■ STATED GOAL ■
Pick every line from the data that holds the word "более".

════════════════

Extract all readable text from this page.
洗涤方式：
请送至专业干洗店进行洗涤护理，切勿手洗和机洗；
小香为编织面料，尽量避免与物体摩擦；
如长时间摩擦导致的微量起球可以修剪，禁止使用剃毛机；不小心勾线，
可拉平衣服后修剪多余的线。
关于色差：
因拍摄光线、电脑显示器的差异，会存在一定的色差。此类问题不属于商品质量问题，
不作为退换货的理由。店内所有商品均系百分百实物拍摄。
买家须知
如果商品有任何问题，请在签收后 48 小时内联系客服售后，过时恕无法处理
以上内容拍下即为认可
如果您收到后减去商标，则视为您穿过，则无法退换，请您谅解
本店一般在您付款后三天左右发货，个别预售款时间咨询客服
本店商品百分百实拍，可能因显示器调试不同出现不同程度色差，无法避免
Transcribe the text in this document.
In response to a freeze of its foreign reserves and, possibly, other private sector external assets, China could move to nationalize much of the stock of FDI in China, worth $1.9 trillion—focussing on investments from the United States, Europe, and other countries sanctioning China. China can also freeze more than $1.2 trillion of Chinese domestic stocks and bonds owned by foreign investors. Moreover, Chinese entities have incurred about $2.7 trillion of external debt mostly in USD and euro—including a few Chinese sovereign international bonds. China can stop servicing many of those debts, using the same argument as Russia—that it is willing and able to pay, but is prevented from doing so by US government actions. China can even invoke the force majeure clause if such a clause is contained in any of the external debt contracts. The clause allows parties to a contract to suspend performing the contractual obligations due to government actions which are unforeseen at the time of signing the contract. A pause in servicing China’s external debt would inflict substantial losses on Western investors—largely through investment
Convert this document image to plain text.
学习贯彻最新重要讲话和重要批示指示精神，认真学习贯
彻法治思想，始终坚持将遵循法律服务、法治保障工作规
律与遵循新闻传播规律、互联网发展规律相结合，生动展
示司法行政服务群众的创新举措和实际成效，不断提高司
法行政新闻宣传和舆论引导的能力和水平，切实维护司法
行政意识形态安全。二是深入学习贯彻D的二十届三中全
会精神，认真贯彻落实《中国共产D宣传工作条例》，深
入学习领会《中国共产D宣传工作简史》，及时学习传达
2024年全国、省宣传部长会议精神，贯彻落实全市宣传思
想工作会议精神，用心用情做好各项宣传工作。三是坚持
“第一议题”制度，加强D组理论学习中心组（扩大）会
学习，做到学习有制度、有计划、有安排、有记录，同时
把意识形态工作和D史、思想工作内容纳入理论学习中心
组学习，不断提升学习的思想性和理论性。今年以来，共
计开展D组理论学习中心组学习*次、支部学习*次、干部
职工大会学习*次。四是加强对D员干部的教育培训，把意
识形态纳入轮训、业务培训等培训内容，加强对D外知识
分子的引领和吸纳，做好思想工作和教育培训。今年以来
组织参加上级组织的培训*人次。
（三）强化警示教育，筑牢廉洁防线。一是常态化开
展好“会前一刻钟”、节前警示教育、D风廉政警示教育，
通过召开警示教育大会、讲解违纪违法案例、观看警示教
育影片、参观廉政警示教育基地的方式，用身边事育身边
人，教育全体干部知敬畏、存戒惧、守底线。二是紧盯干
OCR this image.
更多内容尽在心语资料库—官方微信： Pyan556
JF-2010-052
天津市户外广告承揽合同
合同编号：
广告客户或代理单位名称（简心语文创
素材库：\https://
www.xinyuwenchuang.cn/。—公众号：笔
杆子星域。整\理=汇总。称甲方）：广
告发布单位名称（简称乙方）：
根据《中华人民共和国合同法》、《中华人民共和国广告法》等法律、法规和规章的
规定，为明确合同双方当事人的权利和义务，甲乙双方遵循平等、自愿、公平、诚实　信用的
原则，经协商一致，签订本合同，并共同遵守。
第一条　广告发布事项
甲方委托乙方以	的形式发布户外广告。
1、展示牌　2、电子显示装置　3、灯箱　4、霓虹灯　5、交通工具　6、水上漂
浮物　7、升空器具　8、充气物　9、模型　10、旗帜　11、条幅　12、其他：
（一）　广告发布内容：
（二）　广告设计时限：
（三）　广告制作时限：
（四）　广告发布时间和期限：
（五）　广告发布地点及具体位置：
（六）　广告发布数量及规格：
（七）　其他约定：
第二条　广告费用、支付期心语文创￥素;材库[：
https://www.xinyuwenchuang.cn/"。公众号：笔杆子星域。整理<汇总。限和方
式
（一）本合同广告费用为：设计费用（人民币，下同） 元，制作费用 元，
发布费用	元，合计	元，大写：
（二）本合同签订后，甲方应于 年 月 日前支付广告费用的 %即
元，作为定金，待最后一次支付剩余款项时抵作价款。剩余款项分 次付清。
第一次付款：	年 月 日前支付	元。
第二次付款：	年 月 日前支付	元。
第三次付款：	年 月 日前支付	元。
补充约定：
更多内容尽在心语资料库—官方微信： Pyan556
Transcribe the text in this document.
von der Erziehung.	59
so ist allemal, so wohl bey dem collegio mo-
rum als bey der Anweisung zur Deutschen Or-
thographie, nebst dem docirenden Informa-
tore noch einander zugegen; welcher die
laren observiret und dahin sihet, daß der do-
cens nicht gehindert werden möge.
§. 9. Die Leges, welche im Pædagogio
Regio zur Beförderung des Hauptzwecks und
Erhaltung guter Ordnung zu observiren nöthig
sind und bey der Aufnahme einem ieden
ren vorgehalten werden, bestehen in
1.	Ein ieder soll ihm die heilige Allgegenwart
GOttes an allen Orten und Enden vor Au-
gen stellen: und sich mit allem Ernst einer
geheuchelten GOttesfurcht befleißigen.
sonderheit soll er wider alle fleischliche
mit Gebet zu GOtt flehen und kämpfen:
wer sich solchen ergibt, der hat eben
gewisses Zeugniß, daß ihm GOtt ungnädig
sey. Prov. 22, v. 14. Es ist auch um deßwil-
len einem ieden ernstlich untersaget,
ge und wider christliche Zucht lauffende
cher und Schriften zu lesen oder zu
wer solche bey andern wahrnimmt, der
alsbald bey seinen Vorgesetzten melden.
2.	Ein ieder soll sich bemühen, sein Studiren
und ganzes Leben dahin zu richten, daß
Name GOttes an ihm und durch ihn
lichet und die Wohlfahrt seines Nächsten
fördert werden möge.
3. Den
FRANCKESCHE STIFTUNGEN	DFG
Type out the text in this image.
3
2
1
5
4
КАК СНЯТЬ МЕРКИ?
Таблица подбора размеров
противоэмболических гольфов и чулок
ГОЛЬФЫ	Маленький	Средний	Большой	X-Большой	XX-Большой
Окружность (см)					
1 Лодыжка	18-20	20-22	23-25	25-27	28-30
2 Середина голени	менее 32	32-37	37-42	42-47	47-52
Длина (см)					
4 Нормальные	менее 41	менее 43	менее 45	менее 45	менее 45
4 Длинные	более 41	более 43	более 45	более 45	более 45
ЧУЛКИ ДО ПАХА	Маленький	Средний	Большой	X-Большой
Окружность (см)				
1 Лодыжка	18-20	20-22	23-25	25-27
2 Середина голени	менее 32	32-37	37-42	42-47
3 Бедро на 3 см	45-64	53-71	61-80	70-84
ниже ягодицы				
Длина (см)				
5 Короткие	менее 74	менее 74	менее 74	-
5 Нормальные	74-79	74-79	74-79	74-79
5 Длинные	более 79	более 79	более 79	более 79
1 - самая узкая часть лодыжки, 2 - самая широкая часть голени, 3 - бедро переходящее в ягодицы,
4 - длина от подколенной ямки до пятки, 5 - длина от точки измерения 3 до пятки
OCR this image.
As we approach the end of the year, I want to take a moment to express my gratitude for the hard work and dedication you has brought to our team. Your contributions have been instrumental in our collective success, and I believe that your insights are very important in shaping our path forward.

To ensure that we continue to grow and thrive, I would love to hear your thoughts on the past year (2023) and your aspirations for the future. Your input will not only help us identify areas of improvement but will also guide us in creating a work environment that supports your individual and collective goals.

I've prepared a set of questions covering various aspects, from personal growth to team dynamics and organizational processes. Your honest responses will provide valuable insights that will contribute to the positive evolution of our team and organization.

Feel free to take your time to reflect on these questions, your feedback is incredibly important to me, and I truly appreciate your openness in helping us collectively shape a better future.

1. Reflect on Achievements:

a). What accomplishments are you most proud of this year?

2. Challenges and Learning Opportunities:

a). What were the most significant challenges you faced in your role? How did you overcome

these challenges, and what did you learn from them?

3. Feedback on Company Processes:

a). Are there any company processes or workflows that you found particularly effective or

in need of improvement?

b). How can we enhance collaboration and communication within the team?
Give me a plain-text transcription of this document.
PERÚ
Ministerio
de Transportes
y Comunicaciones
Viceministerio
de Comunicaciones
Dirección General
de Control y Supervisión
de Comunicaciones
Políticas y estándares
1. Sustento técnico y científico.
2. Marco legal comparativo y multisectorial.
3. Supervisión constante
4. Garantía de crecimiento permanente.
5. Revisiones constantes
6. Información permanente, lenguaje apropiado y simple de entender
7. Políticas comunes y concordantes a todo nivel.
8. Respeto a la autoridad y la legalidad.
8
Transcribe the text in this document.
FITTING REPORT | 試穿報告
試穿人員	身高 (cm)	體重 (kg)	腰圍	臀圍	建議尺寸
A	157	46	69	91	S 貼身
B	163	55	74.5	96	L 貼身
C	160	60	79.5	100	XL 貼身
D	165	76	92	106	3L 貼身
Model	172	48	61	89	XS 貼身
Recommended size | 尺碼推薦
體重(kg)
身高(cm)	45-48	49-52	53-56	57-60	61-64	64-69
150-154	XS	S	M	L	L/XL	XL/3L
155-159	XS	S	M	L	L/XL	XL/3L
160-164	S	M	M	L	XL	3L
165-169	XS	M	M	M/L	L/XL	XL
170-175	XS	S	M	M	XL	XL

════════════════

■ REPLY ■
4 Длинные	более 41	более 43	более 45	более 45	более 45
5 Длинные	более 79	более 79	более 79	более 79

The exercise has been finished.